*Given problem*
Reproduce the closing part of the entries exactly: the line with "Give me the" and all lines after it, ending with the last line, and nothing else.

*Rows from a figure dataset*
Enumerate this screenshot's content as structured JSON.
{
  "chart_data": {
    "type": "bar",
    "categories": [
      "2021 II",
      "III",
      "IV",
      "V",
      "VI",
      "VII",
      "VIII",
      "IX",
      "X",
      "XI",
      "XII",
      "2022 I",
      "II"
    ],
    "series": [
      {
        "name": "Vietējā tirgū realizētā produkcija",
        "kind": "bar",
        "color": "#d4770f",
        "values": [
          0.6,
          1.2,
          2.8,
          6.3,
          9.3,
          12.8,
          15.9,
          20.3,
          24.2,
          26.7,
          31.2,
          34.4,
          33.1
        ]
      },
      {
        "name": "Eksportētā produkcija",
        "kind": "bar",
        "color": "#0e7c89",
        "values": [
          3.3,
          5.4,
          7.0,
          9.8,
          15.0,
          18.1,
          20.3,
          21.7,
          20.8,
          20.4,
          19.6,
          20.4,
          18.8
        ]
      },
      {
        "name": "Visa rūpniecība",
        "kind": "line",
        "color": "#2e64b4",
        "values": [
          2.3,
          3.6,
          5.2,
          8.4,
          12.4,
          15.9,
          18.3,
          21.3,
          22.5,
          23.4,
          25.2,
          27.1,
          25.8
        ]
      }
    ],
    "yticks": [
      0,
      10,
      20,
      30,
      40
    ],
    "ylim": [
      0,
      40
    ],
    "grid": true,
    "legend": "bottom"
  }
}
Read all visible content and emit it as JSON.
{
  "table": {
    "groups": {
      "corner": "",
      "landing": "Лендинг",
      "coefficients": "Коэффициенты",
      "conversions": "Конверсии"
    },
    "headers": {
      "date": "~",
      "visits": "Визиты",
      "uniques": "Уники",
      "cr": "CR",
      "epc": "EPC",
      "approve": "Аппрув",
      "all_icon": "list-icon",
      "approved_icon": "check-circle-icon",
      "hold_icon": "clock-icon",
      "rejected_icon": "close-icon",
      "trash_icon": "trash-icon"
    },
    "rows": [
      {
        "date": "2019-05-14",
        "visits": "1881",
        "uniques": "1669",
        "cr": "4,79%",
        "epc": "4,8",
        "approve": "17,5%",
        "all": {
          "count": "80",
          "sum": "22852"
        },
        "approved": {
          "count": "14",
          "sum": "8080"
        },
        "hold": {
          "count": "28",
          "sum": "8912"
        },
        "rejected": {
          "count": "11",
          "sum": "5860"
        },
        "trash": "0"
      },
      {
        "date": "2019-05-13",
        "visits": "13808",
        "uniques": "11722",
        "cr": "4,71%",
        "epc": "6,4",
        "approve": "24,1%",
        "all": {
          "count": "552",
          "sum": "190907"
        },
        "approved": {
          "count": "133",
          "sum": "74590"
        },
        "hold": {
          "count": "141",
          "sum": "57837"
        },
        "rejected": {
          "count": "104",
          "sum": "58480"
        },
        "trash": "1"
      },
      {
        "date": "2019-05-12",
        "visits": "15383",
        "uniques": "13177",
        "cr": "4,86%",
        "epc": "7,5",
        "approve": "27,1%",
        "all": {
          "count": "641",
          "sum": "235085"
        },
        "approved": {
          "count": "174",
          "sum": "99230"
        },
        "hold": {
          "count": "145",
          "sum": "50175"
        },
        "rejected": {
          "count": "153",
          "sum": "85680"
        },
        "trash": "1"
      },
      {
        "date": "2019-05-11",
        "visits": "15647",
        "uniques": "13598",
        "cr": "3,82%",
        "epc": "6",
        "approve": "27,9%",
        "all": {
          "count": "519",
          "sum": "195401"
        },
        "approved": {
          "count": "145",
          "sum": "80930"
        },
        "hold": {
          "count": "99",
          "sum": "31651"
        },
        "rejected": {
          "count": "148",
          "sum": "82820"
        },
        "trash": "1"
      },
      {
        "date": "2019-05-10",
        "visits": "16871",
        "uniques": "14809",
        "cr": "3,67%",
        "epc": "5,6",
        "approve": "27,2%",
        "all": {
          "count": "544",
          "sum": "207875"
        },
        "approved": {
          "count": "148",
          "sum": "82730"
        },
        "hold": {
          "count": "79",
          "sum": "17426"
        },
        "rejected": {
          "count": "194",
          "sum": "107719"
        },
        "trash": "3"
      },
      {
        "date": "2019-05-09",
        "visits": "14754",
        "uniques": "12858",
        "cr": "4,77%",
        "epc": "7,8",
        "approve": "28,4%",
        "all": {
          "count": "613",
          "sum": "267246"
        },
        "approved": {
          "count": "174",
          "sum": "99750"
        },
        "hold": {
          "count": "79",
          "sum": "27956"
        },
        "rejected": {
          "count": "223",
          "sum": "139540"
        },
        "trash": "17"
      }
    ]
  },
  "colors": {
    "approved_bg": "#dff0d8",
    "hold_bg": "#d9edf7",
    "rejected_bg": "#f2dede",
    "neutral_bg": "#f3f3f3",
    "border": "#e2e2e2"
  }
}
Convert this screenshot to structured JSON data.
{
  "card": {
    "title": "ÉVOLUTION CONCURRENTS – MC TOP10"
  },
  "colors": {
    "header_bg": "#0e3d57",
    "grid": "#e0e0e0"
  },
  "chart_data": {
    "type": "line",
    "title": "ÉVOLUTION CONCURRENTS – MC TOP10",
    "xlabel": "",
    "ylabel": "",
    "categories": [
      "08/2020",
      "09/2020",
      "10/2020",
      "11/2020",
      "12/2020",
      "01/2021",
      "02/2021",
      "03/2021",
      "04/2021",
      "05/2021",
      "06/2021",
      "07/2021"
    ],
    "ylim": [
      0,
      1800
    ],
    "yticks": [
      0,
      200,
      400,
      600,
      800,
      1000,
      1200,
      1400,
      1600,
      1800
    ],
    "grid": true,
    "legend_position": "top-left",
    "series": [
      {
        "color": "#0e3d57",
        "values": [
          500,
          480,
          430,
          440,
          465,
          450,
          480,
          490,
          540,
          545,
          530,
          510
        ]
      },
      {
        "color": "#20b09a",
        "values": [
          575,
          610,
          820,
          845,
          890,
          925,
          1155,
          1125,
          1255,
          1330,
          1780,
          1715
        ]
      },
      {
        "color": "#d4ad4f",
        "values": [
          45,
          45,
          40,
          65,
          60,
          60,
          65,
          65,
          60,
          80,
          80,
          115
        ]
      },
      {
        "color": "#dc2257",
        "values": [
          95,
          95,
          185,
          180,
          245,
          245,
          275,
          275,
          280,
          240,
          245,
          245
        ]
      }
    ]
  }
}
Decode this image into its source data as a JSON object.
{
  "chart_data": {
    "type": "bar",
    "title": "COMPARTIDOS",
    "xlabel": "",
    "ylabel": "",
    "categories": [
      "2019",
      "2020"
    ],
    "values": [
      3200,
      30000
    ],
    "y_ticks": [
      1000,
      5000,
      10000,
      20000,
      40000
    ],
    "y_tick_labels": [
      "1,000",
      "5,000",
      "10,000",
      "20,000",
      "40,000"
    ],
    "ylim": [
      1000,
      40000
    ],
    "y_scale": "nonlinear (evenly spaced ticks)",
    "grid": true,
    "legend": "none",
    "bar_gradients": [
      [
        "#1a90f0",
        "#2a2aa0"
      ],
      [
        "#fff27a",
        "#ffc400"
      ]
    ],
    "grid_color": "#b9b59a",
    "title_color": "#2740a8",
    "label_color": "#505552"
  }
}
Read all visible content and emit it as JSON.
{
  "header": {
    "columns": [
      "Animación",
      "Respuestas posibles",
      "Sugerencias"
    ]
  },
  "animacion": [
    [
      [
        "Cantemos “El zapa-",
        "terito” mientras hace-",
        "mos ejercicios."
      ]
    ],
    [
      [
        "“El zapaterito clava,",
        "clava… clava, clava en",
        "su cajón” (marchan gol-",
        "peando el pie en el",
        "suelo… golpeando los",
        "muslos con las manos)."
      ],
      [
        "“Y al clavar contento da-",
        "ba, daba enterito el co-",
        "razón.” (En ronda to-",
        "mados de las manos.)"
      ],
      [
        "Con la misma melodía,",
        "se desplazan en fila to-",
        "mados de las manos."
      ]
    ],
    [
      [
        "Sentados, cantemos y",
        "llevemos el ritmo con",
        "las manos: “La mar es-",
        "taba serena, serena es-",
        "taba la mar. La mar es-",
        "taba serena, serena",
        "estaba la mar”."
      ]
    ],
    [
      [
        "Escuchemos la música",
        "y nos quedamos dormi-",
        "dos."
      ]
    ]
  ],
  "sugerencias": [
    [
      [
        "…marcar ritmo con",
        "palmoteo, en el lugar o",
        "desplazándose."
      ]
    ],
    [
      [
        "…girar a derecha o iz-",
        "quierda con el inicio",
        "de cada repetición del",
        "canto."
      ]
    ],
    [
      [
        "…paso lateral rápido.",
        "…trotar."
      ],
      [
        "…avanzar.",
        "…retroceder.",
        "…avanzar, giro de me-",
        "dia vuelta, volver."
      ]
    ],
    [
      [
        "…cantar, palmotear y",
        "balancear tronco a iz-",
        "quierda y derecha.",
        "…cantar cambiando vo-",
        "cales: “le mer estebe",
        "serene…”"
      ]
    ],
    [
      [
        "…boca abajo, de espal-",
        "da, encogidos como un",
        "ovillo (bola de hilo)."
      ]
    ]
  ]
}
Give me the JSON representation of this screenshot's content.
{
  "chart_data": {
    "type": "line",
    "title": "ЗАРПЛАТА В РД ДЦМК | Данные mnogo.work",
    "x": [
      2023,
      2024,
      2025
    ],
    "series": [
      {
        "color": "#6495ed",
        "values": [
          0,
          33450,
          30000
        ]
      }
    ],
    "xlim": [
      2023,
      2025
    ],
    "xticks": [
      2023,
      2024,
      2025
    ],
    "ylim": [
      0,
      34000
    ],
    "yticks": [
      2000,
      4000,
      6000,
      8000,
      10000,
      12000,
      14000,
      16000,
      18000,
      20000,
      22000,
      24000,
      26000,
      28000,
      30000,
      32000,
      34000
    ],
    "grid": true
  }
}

*Output of the exercise*
Give me the JSON representation of this screenshot's content.
{
  "chart_data": {
    "type": "line",
    "title": "ЗАРПЛАТА В РД ДЦМК | Данные mnogo.work",
    "x": [
      2023,
      2024,
      2025
    ],
    "series": [
      {
        "color": "#6495ed",
        "values": [
          0,
          33450,
          30000
        ]
      }
    ],
    "xlim": [
      2023,
      2025
    ],
    "xticks": [
      2023,
      2024,
      2025
    ],
    "ylim": [
      0,
      34000
    ],
    "yticks": [
      2000,
      4000,
      6000,
      8000,
      10000,
      12000,
      14000,
      16000,
      18000,
      20000,
      22000,
      24000,
      26000,
      28000,
      30000,
      32000,
      34000
    ],
    "grid": true
  }
}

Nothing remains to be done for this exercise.